• _COMPLETE THE FOLLOWING_
1/ List the three things that, according to the climate and world order text, climate change will converge with to intensify systemic risks to the global economy.
2/ For each statement, say whether it agrees with the climate and world order text, and quote the words that decide it. (a) The author reported no potential conflict of interest. (b) Friedrichs and Di Muzio focus mainly on food system vulnerabilities. (c) The text holds that oil depletion is likely to be the critical factor that cripples growth.

• _STUDY TEXT_
*** Block opens ***
Beyond continuationism: climate change, economic growth, and the future of world (dis)order

Pages 868-887 | Received 05 Feb 2020, Accepted 28 Aug 2020, Published online: 12 Oct 2020
 

Abstract

An apocalyptic zeitgeist infuses global life, yet this is only minimally reflected in International Relations (IR) debates about the future of world order and implications of climate change. Instead, most approaches within these literatures follow what I call a “continuationist” bias, which assumes that past trends of economic growth and inter-capitalist competition will continue indefinitely into the future. I identify three key reasons for this assumption: 1) a lack of engagement with evidence that meeting the Paris Agreement targets is incompatible with continuous economic growth; 2) an underestimation of the possibility that failure to meet these targets will unleash irreversible tipping points in the earth system, and 3) limited consideration of the ways climate change will converge with economic stagnation, financial instability, and food system vulnerabilities to intensify systemic risks to the global economy in the near-term and especially later this century. I argue that IR scholars should therefore explore the potential for ‘post-growth’ world orders to stabilize the climate system, consider how world order may adapt to a three or four degree world if Paris Agreement targets are exceeded, and investigate the possible dynamics of global ‘collapse’ in case runaway climate change overwhelms collective adaptation capacities during this century.

Disclosure statement

No potential conflict of interest was reported by the author.

Notes

1 The work of Friedrichs (Citation2013) and Di Muzio (Citation2015) come closest in this regard, though they focus primarily on the role of ‘peak oil’ and energy scarcity in forcing an end to growth. While this scenario should not be discounted, the rise of unconventional oil and the current supply glut suggests that oil depletion is unlikely to be the critical factor that cripples the growth trajectory, though they may play an important role in conjunction with climate and other stressors in the future.
*** Block closes ***
• _INFORMATION SHOWN_
*** Block opens ***
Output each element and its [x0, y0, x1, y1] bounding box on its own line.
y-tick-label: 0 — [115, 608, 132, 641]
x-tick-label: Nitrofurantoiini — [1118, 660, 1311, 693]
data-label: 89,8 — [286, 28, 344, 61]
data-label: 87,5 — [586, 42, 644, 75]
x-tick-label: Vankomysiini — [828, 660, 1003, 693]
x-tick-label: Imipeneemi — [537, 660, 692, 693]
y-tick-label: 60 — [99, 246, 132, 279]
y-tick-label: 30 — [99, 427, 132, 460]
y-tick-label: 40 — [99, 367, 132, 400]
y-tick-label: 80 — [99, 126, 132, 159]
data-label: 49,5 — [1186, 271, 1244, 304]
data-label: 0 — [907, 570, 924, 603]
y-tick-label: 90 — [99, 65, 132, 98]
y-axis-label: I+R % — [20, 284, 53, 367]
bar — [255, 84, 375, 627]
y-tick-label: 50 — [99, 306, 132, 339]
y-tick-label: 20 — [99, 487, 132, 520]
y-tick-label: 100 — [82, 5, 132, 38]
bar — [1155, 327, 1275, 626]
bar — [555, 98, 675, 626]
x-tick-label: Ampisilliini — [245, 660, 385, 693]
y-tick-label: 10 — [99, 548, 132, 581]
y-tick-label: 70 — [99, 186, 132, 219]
*** Block closes ***
• _ANSWER SECTION_
1/
- economic stagnation
- financial instability
- food system vulnerabilities

2/
(a) Yes: "No potential conflict of interest was reported by the author."
(b) No: "they focus primarily on the role of ‘peak oil’ and energy scarcity in forcing an end to growth"
(c) No: "oil depletion is unlikely to be the critical factor that cripples the growth trajectory"